§ **Required task**
Pull out every line below containing the word "text".
-*-
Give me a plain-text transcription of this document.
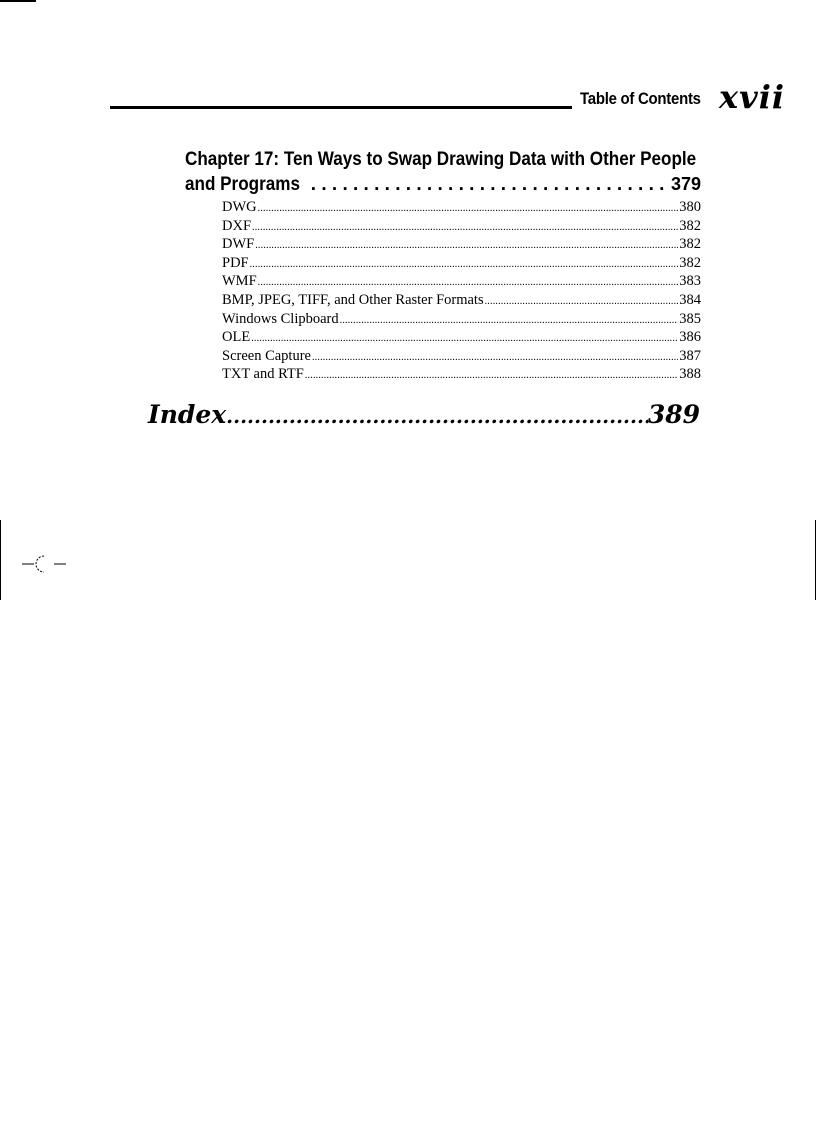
Table of Contents xvii
Chapter 17: Ten Ways to Swap Drawing Data with Other People
and Programs . . .	379
DWG .....	380
DXF .....	382
DWF .....	382
PDF .....	382
WMF .....	383
BMP, JPEG, TIFF, and Other Raster Formats .....	384
Windows Clipboard .....	385
OLE .....	386
Screen Capture .....	387
TXT and RTF .....	388
Index .....	389
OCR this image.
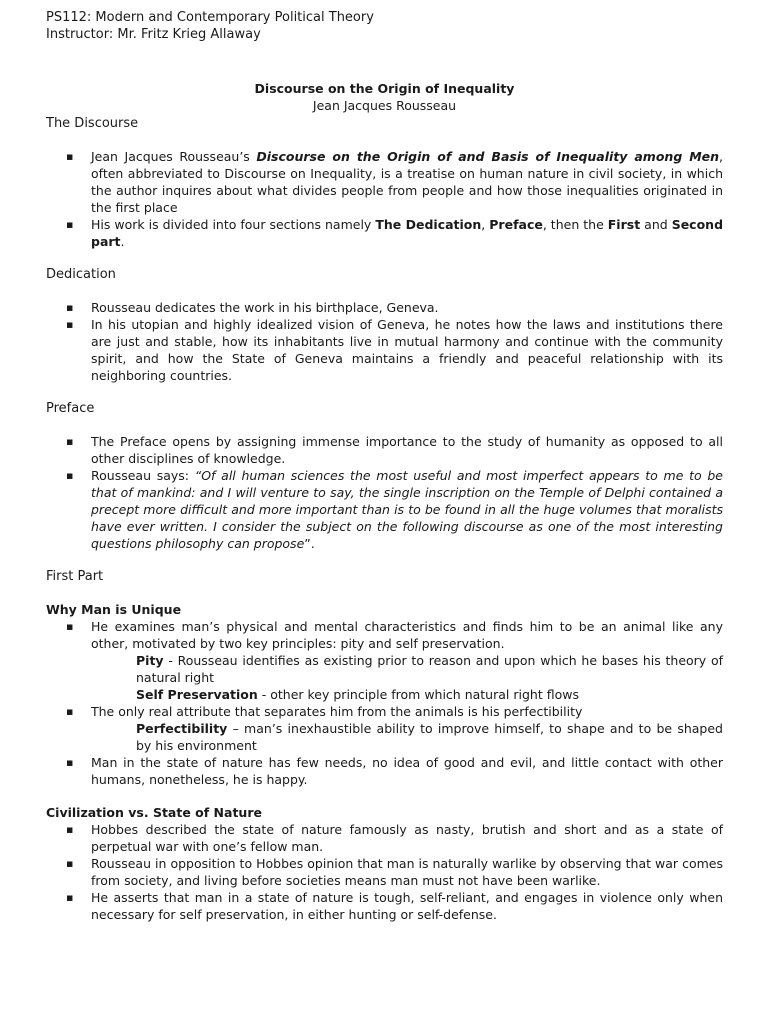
PS112: Modern and Contemporary Political Theory
Instructor: Mr. Fritz Krieg Allaway
Discourse on the Origin of Inequality
Jean Jacques Rousseau
The Discourse
▪ Jean Jacques Rousseau’s Discourse on the Origin of and Basis of Inequality among Men, often abbreviated to Discourse on Inequality, is a treatise on human nature in civil society, in which the author inquires about what divides people from people and how those inequalities originated in the first place
▪ His work is divided into four sections namely The Dedication, Preface, then the First and Second part.
Dedication
▪ Rousseau dedicates the work in his birthplace, Geneva.
▪ In his utopian and highly idealized vision of Geneva, he notes how the laws and institutions there are just and stable, how its inhabitants live in mutual harmony and continue with the community spirit, and how the State of Geneva maintains a friendly and peaceful relationship with its neighboring countries.
Preface
▪ The Preface opens by assigning immense importance to the study of humanity as opposed to all other disciplines of knowledge.
▪ Rousseau says: “Of all human sciences the most useful and most imperfect appears to me to be that of mankind: and I will venture to say, the single inscription on the Temple of Delphi contained a precept more difficult and more important than is to be found in all the huge volumes that moralists have ever written. I consider the subject on the following discourse as one of the most interesting questions philosophy can propose”.
First Part
Why Man is Unique
▪ He examines man’s physical and mental characteristics and finds him to be an animal like any other, motivated by two key principles: pity and self preservation.
Pity - Rousseau identifies as existing prior to reason and upon which he bases his theory of natural right
Self Preservation - other key principle from which natural right flows
▪ The only real attribute that separates him from the animals is his perfectibility
Perfectibility – man’s inexhaustible ability to improve himself, to shape and to be shaped by his environment
▪ Man in the state of nature has few needs, no idea of good and evil, and little contact with other humans, nonetheless, he is happy.
Civilization vs. State of Nature
▪ Hobbes described the state of nature famously as nasty, brutish and short and as a state of perpetual war with one’s fellow man.
▪ Rousseau in opposition to Hobbes opinion that man is naturally warlike by observing that war comes from society, and living before societies means man must not have been warlike.
▪ He asserts that man in a state of nature is tough, self-reliant, and engages in violence only when necessary for self preservation, in either hunting or self-defense.
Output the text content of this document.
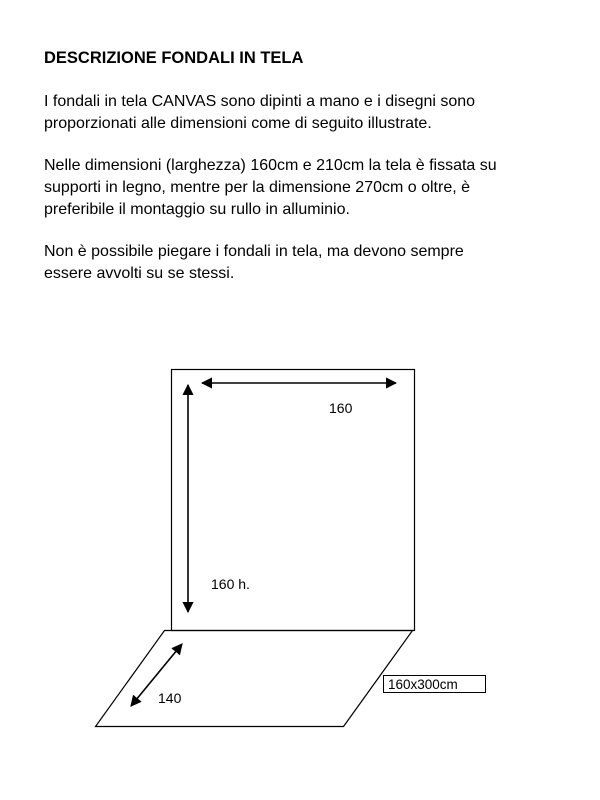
DESCRIZIONE FONDALI IN TELA

I fondali in tela CANVAS sono dipinti a mano e i disegni sono
proporzionati alle dimensioni come di seguito illustrate.

Nelle dimensioni (larghezza) 160cm e 210cm la tela è fissata su
supporti in legno, mentre per la dimensione 270cm o oltre, è
preferibile il montaggio su rullo in alluminio.

Non è possibile piegare i fondali in tela, ma devono sempre
essere avvolti su se stessi.

160
160 h.
140
160x300cm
-*-
§ **Exercise output**
Give me a plain-text transcription of this document.
Output the text content of this document.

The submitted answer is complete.